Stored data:
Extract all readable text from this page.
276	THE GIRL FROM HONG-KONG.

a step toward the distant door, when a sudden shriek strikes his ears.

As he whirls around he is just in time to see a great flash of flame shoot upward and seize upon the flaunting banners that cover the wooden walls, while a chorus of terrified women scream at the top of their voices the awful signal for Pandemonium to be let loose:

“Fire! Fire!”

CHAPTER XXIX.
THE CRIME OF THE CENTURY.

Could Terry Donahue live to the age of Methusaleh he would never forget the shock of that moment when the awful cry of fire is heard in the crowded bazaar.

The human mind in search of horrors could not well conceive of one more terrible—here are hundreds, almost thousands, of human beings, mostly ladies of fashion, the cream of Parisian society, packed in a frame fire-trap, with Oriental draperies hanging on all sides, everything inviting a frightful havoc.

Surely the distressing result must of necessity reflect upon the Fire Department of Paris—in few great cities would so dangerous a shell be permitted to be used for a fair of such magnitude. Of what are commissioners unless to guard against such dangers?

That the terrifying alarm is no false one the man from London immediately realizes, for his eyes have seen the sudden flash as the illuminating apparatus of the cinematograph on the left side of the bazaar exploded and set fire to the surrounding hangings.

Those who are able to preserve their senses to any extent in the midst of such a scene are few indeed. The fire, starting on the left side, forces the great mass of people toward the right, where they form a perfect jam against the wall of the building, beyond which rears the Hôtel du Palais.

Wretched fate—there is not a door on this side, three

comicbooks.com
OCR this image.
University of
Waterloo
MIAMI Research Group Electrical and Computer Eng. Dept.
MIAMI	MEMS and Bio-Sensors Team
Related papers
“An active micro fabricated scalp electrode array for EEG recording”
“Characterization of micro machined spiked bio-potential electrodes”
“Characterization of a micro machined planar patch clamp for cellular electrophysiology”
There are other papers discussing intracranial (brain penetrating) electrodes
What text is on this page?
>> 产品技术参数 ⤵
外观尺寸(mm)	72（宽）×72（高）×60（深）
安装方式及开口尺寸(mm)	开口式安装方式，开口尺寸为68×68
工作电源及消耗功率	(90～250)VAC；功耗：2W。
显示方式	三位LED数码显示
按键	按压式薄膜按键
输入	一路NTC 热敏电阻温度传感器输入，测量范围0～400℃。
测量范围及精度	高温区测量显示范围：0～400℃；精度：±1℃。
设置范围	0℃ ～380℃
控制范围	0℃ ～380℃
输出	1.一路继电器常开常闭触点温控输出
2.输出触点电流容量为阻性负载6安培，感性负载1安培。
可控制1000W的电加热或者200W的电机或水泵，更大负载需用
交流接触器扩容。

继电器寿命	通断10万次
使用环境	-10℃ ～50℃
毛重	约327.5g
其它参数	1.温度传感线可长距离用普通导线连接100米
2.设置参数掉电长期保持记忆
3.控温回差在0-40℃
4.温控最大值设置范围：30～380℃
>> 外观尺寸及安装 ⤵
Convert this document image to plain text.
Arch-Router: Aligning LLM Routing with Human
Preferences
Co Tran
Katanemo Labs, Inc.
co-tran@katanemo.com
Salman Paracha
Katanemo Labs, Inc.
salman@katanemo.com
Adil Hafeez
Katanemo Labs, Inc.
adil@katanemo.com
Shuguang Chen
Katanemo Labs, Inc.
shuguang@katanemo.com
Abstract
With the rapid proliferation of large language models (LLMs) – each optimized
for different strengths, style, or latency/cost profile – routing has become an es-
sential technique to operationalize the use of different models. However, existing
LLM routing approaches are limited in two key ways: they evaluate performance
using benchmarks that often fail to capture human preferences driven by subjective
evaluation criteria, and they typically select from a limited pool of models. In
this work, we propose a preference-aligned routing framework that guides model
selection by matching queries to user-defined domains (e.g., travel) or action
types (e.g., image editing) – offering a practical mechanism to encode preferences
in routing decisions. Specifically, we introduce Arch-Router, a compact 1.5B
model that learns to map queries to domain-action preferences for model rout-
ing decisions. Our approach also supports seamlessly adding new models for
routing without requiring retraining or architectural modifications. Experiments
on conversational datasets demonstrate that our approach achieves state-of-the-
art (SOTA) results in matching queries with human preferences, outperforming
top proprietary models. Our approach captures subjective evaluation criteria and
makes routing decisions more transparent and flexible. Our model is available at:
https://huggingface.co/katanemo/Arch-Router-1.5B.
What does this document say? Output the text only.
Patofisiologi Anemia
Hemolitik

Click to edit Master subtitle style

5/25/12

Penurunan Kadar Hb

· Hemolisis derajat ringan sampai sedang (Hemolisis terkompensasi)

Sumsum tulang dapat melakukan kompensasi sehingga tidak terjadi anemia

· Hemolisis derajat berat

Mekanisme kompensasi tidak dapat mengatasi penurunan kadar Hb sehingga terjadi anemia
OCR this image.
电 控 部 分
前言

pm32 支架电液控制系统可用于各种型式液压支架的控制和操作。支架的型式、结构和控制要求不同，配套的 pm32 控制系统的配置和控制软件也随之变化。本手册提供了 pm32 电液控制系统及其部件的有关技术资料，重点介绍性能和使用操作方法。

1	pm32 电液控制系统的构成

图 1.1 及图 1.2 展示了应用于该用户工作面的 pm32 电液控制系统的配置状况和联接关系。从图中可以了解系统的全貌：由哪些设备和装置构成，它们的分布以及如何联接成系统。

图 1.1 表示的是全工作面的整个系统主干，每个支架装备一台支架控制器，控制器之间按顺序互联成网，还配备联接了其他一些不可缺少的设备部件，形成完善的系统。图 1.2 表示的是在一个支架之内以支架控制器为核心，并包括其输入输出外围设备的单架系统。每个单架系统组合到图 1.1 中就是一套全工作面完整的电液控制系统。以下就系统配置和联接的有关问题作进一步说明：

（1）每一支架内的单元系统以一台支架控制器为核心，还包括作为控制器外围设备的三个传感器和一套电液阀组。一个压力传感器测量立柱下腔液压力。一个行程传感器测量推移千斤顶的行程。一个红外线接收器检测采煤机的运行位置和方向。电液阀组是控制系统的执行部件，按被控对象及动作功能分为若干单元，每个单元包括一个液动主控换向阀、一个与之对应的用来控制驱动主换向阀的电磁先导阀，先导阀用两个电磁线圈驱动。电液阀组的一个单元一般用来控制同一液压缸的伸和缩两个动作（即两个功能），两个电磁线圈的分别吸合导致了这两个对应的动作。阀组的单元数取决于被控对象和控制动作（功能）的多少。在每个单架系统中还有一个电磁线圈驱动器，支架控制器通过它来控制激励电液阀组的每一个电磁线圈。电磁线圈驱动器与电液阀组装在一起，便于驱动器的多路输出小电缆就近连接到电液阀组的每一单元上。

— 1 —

Directions: Pick each line holding the word "action" out of the listing.

Exercise answer:
selection by matching queries to user-defined domains (e.g., travel) or action
model that learns to map queries to domain-action preferences for model rout-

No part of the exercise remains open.